Dataset items
-------------------------

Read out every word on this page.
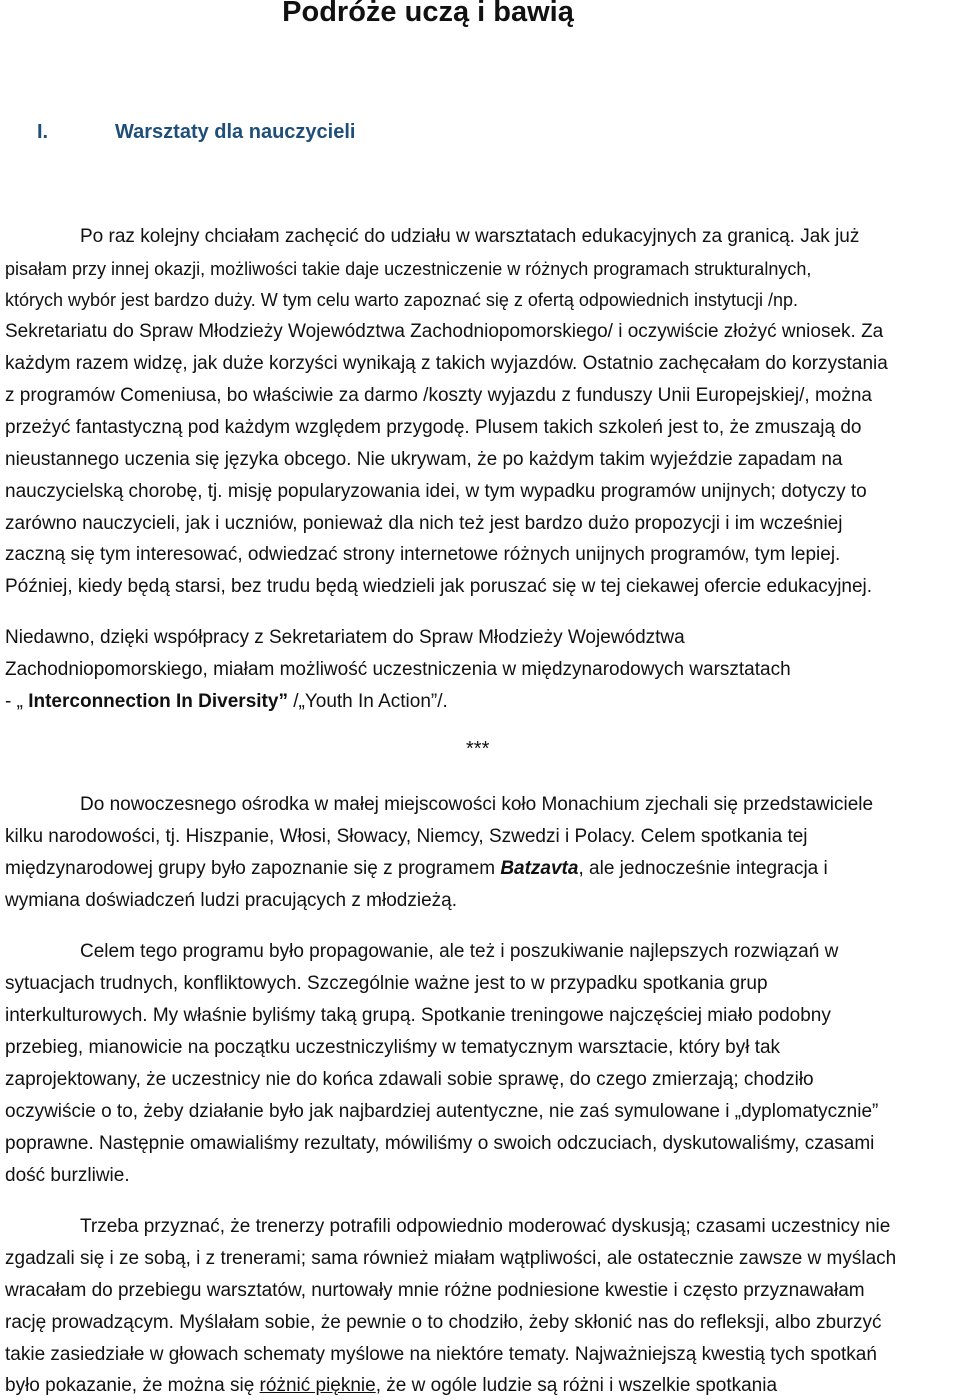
Podróże uczą i bawią
I.	Warsztaty dla nauczycieli
Po raz kolejny chciałam zachęcić do udziału w warsztatach edukacyjnych za granicą. Jak już
pisałam przy innej okazji, możliwości takie daje uczestniczenie w różnych programach strukturalnych,
których wybór jest bardzo duży. W tym celu warto zapoznać się z ofertą odpowiednich instytucji /np.
Sekretariatu do Spraw Młodzieży Województwa Zachodniopomorskiego/ i oczywiście złożyć wniosek. Za
każdym razem widzę, jak duże korzyści wynikają z takich wyjazdów. Ostatnio zachęcałam do korzystania
z programów Comeniusa, bo właściwie za darmo /koszty wyjazdu z funduszy Unii Europejskiej/, można
przeżyć fantastyczną pod każdym względem przygodę. Plusem takich szkoleń jest to, że zmuszają do
nieustannego uczenia się języka obcego. Nie ukrywam, że po każdym takim wyjeździe zapadam na
nauczycielską chorobę, tj. misję popularyzowania idei, w tym wypadku programów unijnych; dotyczy to
zarówno nauczycieli, jak i uczniów, ponieważ dla nich też jest bardzo dużo propozycji i im wcześniej
zaczną się tym interesować, odwiedzać strony internetowe różnych unijnych programów, tym lepiej.
Później, kiedy będą starsi, bez trudu będą wiedzieli jak poruszać się w tej ciekawej ofercie edukacyjnej.
Niedawno, dzięki współpracy z Sekretariatem do Spraw Młodzieży Województwa
Zachodniopomorskiego, miałam możliwość uczestniczenia w międzynarodowych warsztatach
- „ Interconnection In Diversity” /„Youth In Action”/.
***
Do nowoczesnego ośrodka w małej miejscowości koło Monachium zjechali się przedstawiciele
kilku narodowości, tj. Hiszpanie, Włosi, Słowacy, Niemcy, Szwedzi i Polacy. Celem spotkania tej
międzynarodowej grupy było zapoznanie się z programem Batzavta, ale jednocześnie integracja i
wymiana doświadczeń ludzi pracujących z młodzieżą.
Celem tego programu było propagowanie, ale też i poszukiwanie najlepszych rozwiązań w
sytuacjach trudnych, konfliktowych. Szczególnie ważne jest to w przypadku spotkania grup
interkulturowych. My właśnie byliśmy taką grupą. Spotkanie treningowe najczęściej miało podobny
przebieg, mianowicie na początku uczestniczyliśmy w tematycznym warsztacie, który był tak
zaprojektowany, że uczestnicy nie do końca zdawali sobie sprawę, do czego zmierzają; chodziło
oczywiście o to, żeby działanie było jak najbardziej autentyczne, nie zaś symulowane i „dyplomatycznie”
poprawne. Następnie omawialiśmy rezultaty, mówiliśmy o swoich odczuciach, dyskutowaliśmy, czasami
dość burzliwie.
Trzeba przyznać, że trenerzy potrafili odpowiednio moderować dyskusją; czasami uczestnicy nie
zgadzali się i ze sobą, i z trenerami; sama również miałam wątpliwości, ale ostatecznie zawsze w myślach
wracałam do przebiegu warsztatów, nurtowały mnie różne podniesione kwestie i często przyznawałam
rację prowadzącym. Myślałam sobie, że pewnie o to chodziło, żeby skłonić nas do refleksji, albo zburzyć
takie zasiedziałe w głowach schematy myślowe na niektóre tematy. Najważniejszą kwestią tych spotkań
było pokazanie, że można się różnić pięknie, że w ogóle ludzie są różni i wszelkie spotkania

-------------------------

Set exercise: Give back each entry exactly as it appears, with no pictures.

Solution to the exercise:
Read out every word on this page.
Podróże uczą i bawią
I.	Warsztaty dla nauczycieli
Po raz kolejny chciałam zachęcić do udziału w warsztatach edukacyjnych za granicą. Jak już
pisałam przy innej okazji, możliwości takie daje uczestniczenie w różnych programach strukturalnych,
których wybór jest bardzo duży. W tym celu warto zapoznać się z ofertą odpowiednich instytucji /np.
Sekretariatu do Spraw Młodzieży Województwa Zachodniopomorskiego/ i oczywiście złożyć wniosek. Za
każdym razem widzę, jak duże korzyści wynikają z takich wyjazdów. Ostatnio zachęcałam do korzystania
z programów Comeniusa, bo właściwie za darmo /koszty wyjazdu z funduszy Unii Europejskiej/, można
przeżyć fantastyczną pod każdym względem przygodę. Plusem takich szkoleń jest to, że zmuszają do
nieustannego uczenia się języka obcego. Nie ukrywam, że po każdym takim wyjeździe zapadam na
nauczycielską chorobę, tj. misję popularyzowania idei, w tym wypadku programów unijnych; dotyczy to
zarówno nauczycieli, jak i uczniów, ponieważ dla nich też jest bardzo dużo propozycji i im wcześniej
zaczną się tym interesować, odwiedzać strony internetowe różnych unijnych programów, tym lepiej.
Później, kiedy będą starsi, bez trudu będą wiedzieli jak poruszać się w tej ciekawej ofercie edukacyjnej.
Niedawno, dzięki współpracy z Sekretariatem do Spraw Młodzieży Województwa
Zachodniopomorskiego, miałam możliwość uczestniczenia w międzynarodowych warsztatach
- „ Interconnection In Diversity” /„Youth In Action”/.
***
Do nowoczesnego ośrodka w małej miejscowości koło Monachium zjechali się przedstawiciele
kilku narodowości, tj. Hiszpanie, Włosi, Słowacy, Niemcy, Szwedzi i Polacy. Celem spotkania tej
międzynarodowej grupy było zapoznanie się z programem Batzavta, ale jednocześnie integracja i
wymiana doświadczeń ludzi pracujących z młodzieżą.
Celem tego programu było propagowanie, ale też i poszukiwanie najlepszych rozwiązań w
sytuacjach trudnych, konfliktowych. Szczególnie ważne jest to w przypadku spotkania grup
interkulturowych. My właśnie byliśmy taką grupą. Spotkanie treningowe najczęściej miało podobny
przebieg, mianowicie na początku uczestniczyliśmy w tematycznym warsztacie, który był tak
zaprojektowany, że uczestnicy nie do końca zdawali sobie sprawę, do czego zmierzają; chodziło
oczywiście o to, żeby działanie było jak najbardziej autentyczne, nie zaś symulowane i „dyplomatycznie”
poprawne. Następnie omawialiśmy rezultaty, mówiliśmy o swoich odczuciach, dyskutowaliśmy, czasami
dość burzliwie.
Trzeba przyznać, że trenerzy potrafili odpowiednio moderować dyskusją; czasami uczestnicy nie
zgadzali się i ze sobą, i z trenerami; sama również miałam wątpliwości, ale ostatecznie zawsze w myślach
wracałam do przebiegu warsztatów, nurtowały mnie różne podniesione kwestie i często przyznawałam
rację prowadzącym. Myślałam sobie, że pewnie o to chodziło, żeby skłonić nas do refleksji, albo zburzyć
takie zasiedziałe w głowach schematy myślowe na niektóre tematy. Najważniejszą kwestią tych spotkań
było pokazanie, że można się różnić pięknie, że w ogóle ludzie są różni i wszelkie spotkania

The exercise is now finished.